> Task statement: Lay out the items as a numbered list, starting at the first line and ending at the line that contains "- flex-time-icon: [786, 24, 817, 48]", with both ends included and blank lines left out.

> Element-and-box listings:
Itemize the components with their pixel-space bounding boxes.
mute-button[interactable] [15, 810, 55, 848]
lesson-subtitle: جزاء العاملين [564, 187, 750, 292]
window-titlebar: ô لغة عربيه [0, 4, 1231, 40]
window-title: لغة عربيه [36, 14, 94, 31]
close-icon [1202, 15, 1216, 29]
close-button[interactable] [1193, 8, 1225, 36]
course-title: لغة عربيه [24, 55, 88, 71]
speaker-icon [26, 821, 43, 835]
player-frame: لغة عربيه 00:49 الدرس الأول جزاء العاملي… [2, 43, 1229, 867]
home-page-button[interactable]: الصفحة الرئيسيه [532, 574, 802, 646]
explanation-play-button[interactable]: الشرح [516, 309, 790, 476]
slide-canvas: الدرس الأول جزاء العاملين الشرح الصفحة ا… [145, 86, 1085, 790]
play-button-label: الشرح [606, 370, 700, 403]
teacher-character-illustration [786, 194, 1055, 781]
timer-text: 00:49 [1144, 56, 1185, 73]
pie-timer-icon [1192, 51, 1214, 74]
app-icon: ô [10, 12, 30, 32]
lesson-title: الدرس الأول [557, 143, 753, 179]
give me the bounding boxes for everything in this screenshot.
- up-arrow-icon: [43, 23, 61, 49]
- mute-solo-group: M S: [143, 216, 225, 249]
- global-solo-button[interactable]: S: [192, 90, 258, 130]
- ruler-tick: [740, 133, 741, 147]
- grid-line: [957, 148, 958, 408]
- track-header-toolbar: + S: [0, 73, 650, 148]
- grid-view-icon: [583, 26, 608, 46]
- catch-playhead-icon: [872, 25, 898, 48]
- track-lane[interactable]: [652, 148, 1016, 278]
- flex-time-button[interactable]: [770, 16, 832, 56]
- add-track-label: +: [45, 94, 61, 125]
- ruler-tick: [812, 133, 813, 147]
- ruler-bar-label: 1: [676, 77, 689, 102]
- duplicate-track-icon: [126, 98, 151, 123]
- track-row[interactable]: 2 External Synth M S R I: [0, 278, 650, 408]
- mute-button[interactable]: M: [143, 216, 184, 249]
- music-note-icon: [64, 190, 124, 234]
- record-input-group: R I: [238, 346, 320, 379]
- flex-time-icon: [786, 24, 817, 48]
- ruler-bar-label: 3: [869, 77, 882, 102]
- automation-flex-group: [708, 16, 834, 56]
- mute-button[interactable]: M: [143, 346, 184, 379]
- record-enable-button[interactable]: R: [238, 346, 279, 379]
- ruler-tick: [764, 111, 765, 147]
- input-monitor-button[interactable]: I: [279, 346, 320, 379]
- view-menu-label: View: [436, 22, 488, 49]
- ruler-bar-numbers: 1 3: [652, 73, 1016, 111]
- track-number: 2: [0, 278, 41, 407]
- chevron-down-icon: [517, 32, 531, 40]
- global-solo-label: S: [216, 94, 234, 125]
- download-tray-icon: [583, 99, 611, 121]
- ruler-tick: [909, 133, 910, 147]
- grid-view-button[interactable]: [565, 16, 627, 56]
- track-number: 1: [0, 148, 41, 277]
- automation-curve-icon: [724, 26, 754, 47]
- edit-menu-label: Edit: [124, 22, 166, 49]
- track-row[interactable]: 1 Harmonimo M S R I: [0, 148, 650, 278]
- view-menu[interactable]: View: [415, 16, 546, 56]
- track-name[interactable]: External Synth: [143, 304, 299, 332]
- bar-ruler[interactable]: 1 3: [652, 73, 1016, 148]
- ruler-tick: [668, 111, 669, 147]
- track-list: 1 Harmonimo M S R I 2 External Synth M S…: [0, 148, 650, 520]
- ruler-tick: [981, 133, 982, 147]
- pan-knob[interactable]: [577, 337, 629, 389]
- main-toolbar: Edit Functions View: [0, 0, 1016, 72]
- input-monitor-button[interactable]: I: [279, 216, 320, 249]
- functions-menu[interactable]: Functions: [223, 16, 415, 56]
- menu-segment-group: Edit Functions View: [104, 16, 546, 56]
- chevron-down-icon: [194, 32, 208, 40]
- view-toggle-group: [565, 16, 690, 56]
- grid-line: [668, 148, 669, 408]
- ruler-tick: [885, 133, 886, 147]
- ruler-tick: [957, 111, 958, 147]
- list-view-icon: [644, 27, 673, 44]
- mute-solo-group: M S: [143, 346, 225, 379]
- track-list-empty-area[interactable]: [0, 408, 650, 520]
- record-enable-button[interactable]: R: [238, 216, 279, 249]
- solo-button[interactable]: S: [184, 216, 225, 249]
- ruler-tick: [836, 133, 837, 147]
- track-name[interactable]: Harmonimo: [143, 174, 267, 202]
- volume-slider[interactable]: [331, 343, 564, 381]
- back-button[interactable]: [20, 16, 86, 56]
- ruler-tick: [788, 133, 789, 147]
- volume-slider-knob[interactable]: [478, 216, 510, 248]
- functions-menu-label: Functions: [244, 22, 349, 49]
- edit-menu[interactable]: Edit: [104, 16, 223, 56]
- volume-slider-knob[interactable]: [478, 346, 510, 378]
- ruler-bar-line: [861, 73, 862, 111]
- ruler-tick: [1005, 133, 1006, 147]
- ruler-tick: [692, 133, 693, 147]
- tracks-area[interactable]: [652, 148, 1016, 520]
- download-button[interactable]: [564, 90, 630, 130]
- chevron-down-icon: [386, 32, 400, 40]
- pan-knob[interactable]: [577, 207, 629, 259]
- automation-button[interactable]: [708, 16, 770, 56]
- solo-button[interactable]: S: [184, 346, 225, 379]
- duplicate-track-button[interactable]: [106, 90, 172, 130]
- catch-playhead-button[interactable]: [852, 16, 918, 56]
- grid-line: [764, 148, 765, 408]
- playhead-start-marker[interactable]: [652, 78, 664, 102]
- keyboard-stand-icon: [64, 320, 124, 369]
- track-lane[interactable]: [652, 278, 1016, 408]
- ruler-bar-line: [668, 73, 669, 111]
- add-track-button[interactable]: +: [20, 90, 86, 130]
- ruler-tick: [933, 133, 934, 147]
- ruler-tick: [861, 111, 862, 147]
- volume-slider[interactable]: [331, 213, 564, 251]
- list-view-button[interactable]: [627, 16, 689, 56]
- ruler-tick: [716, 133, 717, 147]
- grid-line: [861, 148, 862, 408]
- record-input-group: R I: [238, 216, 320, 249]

> Answer for the task:
1. Itemize the components with their pixel-space bounding boxes.
2. mute-button[interactable] [15, 810, 55, 848]
3. lesson-subtitle: جزاء العاملين [564, 187, 750, 292]
4. window-titlebar: ô لغة عربيه [0, 4, 1231, 40]
5. window-title: لغة عربيه [36, 14, 94, 31]
6. close-icon [1202, 15, 1216, 29]
7. close-button[interactable] [1193, 8, 1225, 36]
8. course-title: لغة عربيه [24, 55, 88, 71]
9. speaker-icon [26, 821, 43, 835]
10. player-frame: لغة عربيه 00:49 الدرس الأول جزاء العاملي… [2, 43, 1229, 867]
11. home-page-button[interactable]: الصفحة الرئيسيه [532, 574, 802, 646]
12. explanation-play-button[interactable]: الشرح [516, 309, 790, 476]
13. slide-canvas: الدرس الأول جزاء العاملين الشرح الصفحة ا… [145, 86, 1085, 790]
14. play-button-label: الشرح [606, 370, 700, 403]
15. teacher-character-illustration [786, 194, 1055, 781]
16. timer-text: 00:49 [1144, 56, 1185, 73]
17. pie-timer-icon [1192, 51, 1214, 74]
18. app-icon: ô [10, 12, 30, 32]
19. lesson-title: الدرس الأول [557, 143, 753, 179]
20. give me the bounding boxes for everything in this screenshot.
21. - up-arrow-icon: [43, 23, 61, 49]
22. - mute-solo-group: M S: [143, 216, 225, 249]
23. - global-solo-button[interactable]: S: [192, 90, 258, 130]
24. - ruler-tick: [740, 133, 741, 147]
25. - grid-line: [957, 148, 958, 408]
26. - track-header-toolbar: + S: [0, 73, 650, 148]
27. - grid-view-icon: [583, 26, 608, 46]
28. - catch-playhead-icon: [872, 25, 898, 48]
29. - track-lane[interactable]: [652, 148, 1016, 278]
30. - flex-time-button[interactable]: [770, 16, 832, 56]
31. - add-track-label: +: [45, 94, 61, 125]
32. - ruler-tick: [812, 133, 813, 147]
33. - ruler-bar-label: 1: [676, 77, 689, 102]
34. - duplicate-track-icon: [126, 98, 151, 123]
35. - track-row[interactable]: 2 External Synth M S R I: [0, 278, 650, 408]
36. - mute-button[interactable]: M: [143, 216, 184, 249]
37. - music-note-icon: [64, 190, 124, 234]
38. - record-input-group: R I: [238, 346, 320, 379]
39. - flex-time-icon: [786, 24, 817, 48]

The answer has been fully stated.